-------- LISTED ENTRIES

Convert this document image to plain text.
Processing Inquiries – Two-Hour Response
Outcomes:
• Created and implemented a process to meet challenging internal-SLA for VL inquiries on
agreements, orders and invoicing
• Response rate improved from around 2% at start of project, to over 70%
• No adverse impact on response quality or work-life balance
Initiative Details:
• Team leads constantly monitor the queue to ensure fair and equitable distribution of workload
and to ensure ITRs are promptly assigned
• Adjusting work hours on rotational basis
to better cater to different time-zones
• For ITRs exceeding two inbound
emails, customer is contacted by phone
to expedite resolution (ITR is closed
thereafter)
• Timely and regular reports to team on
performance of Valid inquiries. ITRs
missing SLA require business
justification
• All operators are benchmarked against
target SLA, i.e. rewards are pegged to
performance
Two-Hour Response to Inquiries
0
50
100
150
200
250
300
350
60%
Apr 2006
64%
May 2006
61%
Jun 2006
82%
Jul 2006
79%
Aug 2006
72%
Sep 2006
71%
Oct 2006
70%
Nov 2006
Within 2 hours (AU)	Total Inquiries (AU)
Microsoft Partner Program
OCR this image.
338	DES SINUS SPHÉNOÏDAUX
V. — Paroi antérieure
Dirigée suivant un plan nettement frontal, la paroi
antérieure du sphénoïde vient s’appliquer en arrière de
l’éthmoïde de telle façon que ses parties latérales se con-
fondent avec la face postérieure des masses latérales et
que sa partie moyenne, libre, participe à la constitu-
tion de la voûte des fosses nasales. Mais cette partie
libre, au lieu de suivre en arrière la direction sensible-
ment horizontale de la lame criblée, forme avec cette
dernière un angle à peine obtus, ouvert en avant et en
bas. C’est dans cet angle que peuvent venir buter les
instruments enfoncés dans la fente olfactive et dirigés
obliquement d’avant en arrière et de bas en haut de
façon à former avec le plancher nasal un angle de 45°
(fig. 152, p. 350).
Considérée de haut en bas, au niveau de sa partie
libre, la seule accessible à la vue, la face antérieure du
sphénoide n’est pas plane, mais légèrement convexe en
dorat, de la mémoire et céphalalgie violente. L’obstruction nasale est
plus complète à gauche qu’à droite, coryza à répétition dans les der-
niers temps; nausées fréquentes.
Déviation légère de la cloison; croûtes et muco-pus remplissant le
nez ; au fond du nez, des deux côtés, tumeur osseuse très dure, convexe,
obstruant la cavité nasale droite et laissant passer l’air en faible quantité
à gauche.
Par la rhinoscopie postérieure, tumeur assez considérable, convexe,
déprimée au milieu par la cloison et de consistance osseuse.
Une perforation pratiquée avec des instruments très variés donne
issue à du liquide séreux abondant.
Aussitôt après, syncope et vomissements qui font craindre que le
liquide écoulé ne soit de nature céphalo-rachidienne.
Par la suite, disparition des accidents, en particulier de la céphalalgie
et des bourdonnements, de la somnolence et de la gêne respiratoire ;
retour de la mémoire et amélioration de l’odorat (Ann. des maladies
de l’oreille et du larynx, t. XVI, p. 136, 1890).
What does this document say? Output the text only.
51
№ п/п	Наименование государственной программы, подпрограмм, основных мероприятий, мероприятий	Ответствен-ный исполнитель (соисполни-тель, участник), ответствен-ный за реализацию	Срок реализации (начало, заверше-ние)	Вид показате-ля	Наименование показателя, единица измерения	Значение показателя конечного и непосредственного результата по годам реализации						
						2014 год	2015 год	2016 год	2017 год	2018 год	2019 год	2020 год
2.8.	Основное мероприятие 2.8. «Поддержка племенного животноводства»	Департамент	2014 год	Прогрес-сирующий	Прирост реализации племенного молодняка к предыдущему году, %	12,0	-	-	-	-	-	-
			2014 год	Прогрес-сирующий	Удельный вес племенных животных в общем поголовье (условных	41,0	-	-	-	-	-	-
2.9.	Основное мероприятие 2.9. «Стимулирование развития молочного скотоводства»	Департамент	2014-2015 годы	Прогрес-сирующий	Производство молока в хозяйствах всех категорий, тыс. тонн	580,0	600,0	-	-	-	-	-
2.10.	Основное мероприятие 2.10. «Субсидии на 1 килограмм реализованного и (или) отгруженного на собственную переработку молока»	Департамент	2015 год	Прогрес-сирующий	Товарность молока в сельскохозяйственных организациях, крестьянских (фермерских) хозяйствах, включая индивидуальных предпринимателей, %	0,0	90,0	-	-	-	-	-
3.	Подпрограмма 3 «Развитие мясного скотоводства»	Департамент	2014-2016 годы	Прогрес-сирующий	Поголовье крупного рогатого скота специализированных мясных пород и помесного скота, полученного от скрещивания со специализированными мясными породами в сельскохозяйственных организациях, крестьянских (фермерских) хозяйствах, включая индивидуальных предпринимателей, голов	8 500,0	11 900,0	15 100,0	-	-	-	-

----------------

_AIM OF THE TASK:_ Restate each of the entries above verbatim.

_WRITTEN REPLY:_
Convert this document image to plain text.
Processing Inquiries – Two-Hour Response
Outcomes:
• Created and implemented a process to meet challenging internal-SLA for VL inquiries on
agreements, orders and invoicing
• Response rate improved from around 2% at start of project, to over 70%
• No adverse impact on response quality or work-life balance
Initiative Details:
• Team leads constantly monitor the queue to ensure fair and equitable distribution of workload
and to ensure ITRs are promptly assigned
• Adjusting work hours on rotational basis
to better cater to different time-zones
• For ITRs exceeding two inbound
emails, customer is contacted by phone
to expedite resolution (ITR is closed
thereafter)
• Timely and regular reports to team on
performance of Valid inquiries. ITRs
missing SLA require business
justification
• All operators are benchmarked against
target SLA, i.e. rewards are pegged to
performance
Two-Hour Response to Inquiries
0
50
100
150
200
250
300
350
60%
Apr 2006
64%
May 2006
61%
Jun 2006
82%
Jul 2006
79%
Aug 2006
72%
Sep 2006
71%
Oct 2006
70%
Nov 2006
Within 2 hours (AU)	Total Inquiries (AU)
Microsoft Partner Program
OCR this image.
338	DES SINUS SPHÉNOÏDAUX
V. — Paroi antérieure
Dirigée suivant un plan nettement frontal, la paroi
antérieure du sphénoïde vient s’appliquer en arrière de
l’éthmoïde de telle façon que ses parties latérales se con-
fondent avec la face postérieure des masses latérales et
que sa partie moyenne, libre, participe à la constitu-
tion de la voûte des fosses nasales. Mais cette partie
libre, au lieu de suivre en arrière la direction sensible-
ment horizontale de la lame criblée, forme avec cette
dernière un angle à peine obtus, ouvert en avant et en
bas. C’est dans cet angle que peuvent venir buter les
instruments enfoncés dans la fente olfactive et dirigés
obliquement d’avant en arrière et de bas en haut de
façon à former avec le plancher nasal un angle de 45°
(fig. 152, p. 350).
Considérée de haut en bas, au niveau de sa partie
libre, la seule accessible à la vue, la face antérieure du
sphénoide n’est pas plane, mais légèrement convexe en
dorat, de la mémoire et céphalalgie violente. L’obstruction nasale est
plus complète à gauche qu’à droite, coryza à répétition dans les der-
niers temps; nausées fréquentes.
Déviation légère de la cloison; croûtes et muco-pus remplissant le
nez ; au fond du nez, des deux côtés, tumeur osseuse très dure, convexe,
obstruant la cavité nasale droite et laissant passer l’air en faible quantité
à gauche.
Par la rhinoscopie postérieure, tumeur assez considérable, convexe,
déprimée au milieu par la cloison et de consistance osseuse.
Une perforation pratiquée avec des instruments très variés donne
issue à du liquide séreux abondant.
Aussitôt après, syncope et vomissements qui font craindre que le
liquide écoulé ne soit de nature céphalo-rachidienne.
Par la suite, disparition des accidents, en particulier de la céphalalgie
et des bourdonnements, de la somnolence et de la gêne respiratoire ;
retour de la mémoire et amélioration de l’odorat (Ann. des maladies
de l’oreille et du larynx, t. XVI, p. 136, 1890).
What does this document say? Output the text only.
51
№ п/п	Наименование государственной программы, подпрограмм, основных мероприятий, мероприятий	Ответствен-ный исполнитель (соисполни-тель, участник), ответствен-ный за реализацию	Срок реализации (начало, заверше-ние)	Вид показате-ля	Наименование показателя, единица измерения	Значение показателя конечного и непосредственного результата по годам реализации						
						2014 год	2015 год	2016 год	2017 год	2018 год	2019 год	2020 год
2.8.	Основное мероприятие 2.8. «Поддержка племенного животноводства»	Департамент	2014 год	Прогрес-сирующий	Прирост реализации племенного молодняка к предыдущему году, %	12,0	-	-	-	-	-	-
			2014 год	Прогрес-сирующий	Удельный вес племенных животных в общем поголовье (условных	41,0	-	-	-	-	-	-
2.9.	Основное мероприятие 2.9. «Стимулирование развития молочного скотоводства»	Департамент	2014-2015 годы	Прогрес-сирующий	Производство молока в хозяйствах всех категорий, тыс. тонн	580,0	600,0	-	-	-	-	-
2.10.	Основное мероприятие 2.10. «Субсидии на 1 килограмм реализованного и (или) отгруженного на собственную переработку молока»	Департамент	2015 год	Прогрес-сирующий	Товарность молока в сельскохозяйственных организациях, крестьянских (фермерских) хозяйствах, включая индивидуальных предпринимателей, %	0,0	90,0	-	-	-	-	-
3.	Подпрограмма 3 «Развитие мясного скотоводства»	Департамент	2014-2016 годы	Прогрес-сирующий	Поголовье крупного рогатого скота специализированных мясных пород и помесного скота, полученного от скрещивания со специализированными мясными породами в сельскохозяйственных организациях, крестьянских (фермерских) хозяйствах, включая индивидуальных предпринимателей, голов	8 500,0	11 900,0	15 100,0	-	-	-	-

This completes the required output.